* Dataset entries:
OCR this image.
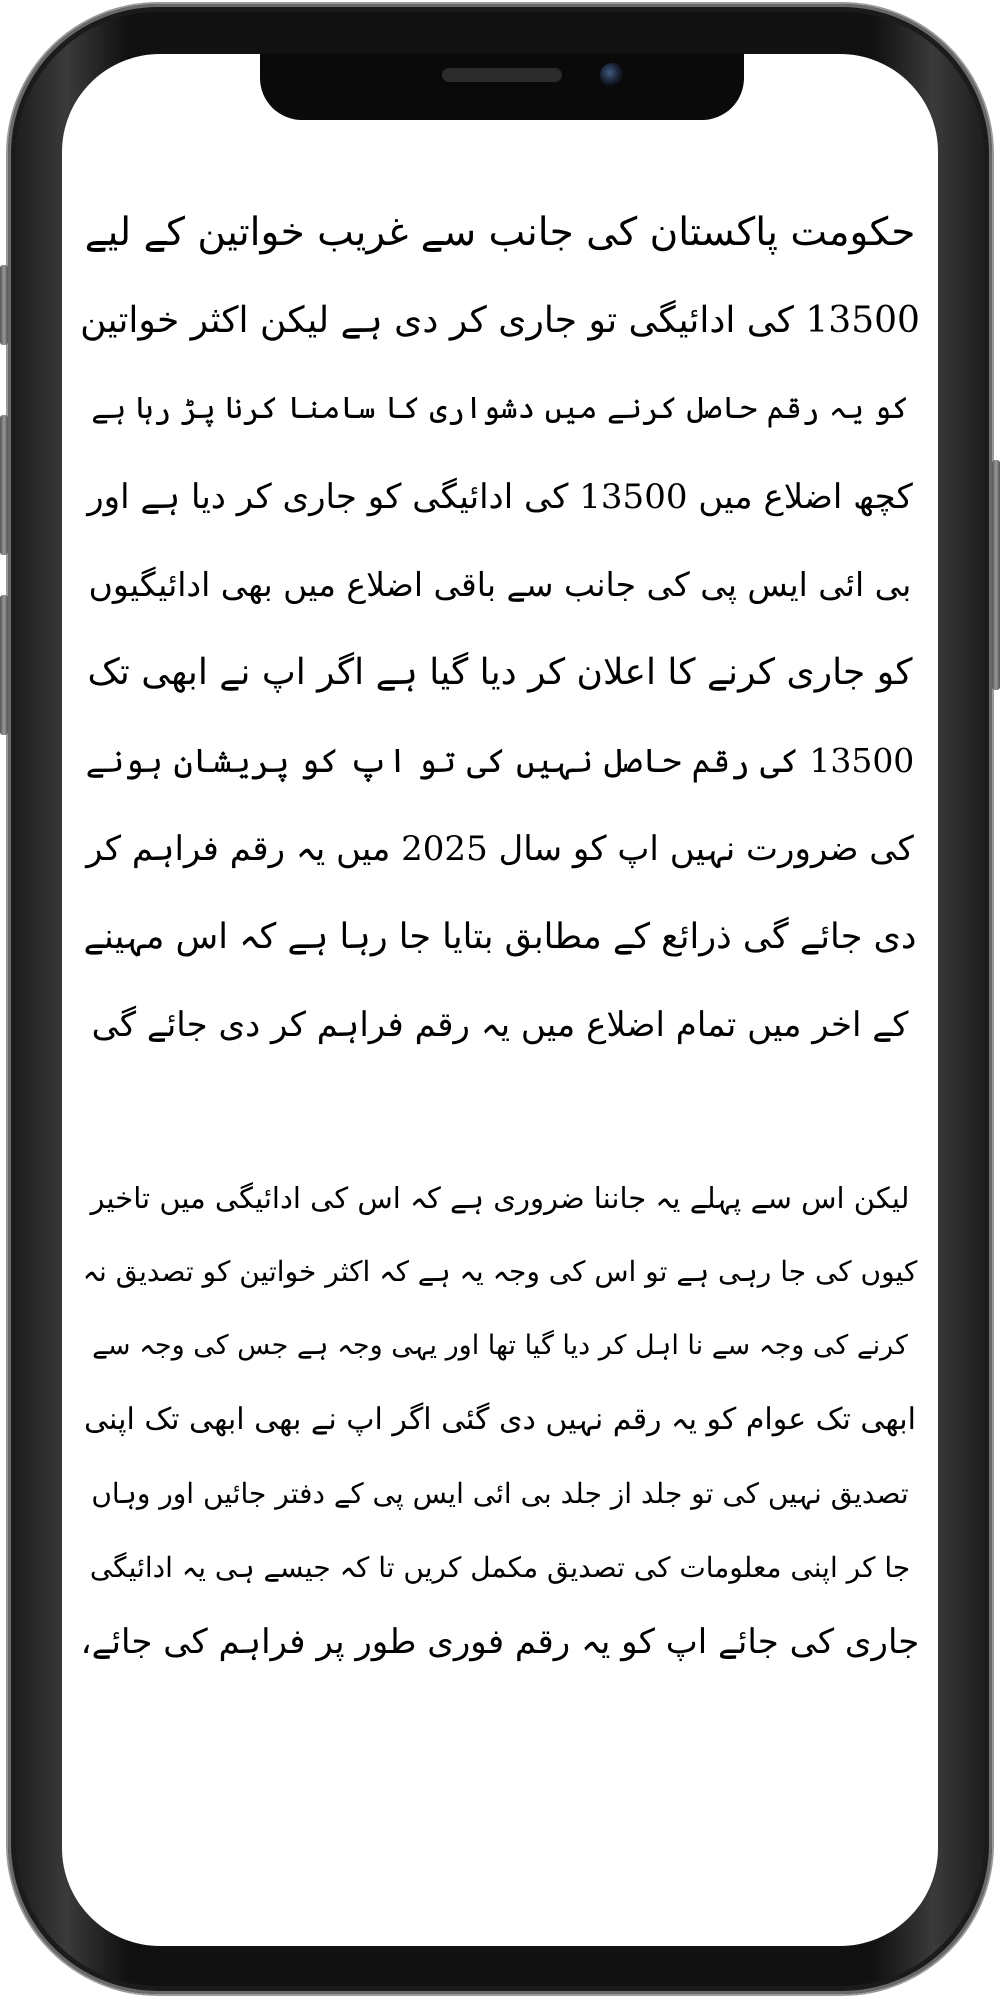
حکومت پاکستان کی جانب سے غریب خواتین کے لیے

13500 کی ادائیگی تو جاری کر دی ہے لیکن اکثر خواتین

کو یہ رقم حاصل کرنے میں دشواری کا سامنا کرنا پڑ رہا ہے

کچھ اضلاع میں 13500 کی ادائیگی کو جاری کر دیا ہے اور

بی ائی ایس پی کی جانب سے باقی اضلاع میں بھی ادائیگیوں

کو جاری کرنے کا اعلان کر دیا گیا ہے اگر اپ نے ابھی تک

13500 کی رقم حاصل نہیں کی تو اپ کو پریشان ہونے

کی ضرورت نہیں اپ کو سال 2025 میں یہ رقم فراہم کر

دی جائے گی ذرائع کے مطابق بتایا جا رہا ہے کہ اس مہینے

کے اخر میں تمام اضلاع میں یہ رقم فراہم کر دی جائے گی

لیکن اس سے پہلے یہ جاننا ضروری ہے کہ اس کی ادائیگی میں تاخیر

کیوں کی جا رہی ہے تو اس کی وجہ یہ ہے کہ اکثر خواتین کو تصدیق نہ

کرنے کی وجہ سے نا اہل کر دیا گیا تھا اور یہی وجہ ہے جس کی وجہ سے

ابھی تک عوام کو یہ رقم نہیں دی گئی اگر اپ نے بھی ابھی تک اپنی

تصدیق نہیں کی تو جلد از جلد بی ائی ایس پی کے دفتر جائیں اور وہاں

جا کر اپنی معلومات کی تصدیق مکمل کریں تا کہ جیسے ہی یہ ادائیگی

جاری کی جائے اپ کو یہ رقم فوری طور پر فراہم کی جائے،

* What to work on: List each line holding the string "اپنی".

* The output:
ابھی تک عوام کو یہ رقم نہیں دی گئی اگر اپ نے بھی ابھی تک اپنی
جا کر اپنی معلومات کی تصدیق مکمل کریں تا کہ جیسے ہی یہ ادائیگی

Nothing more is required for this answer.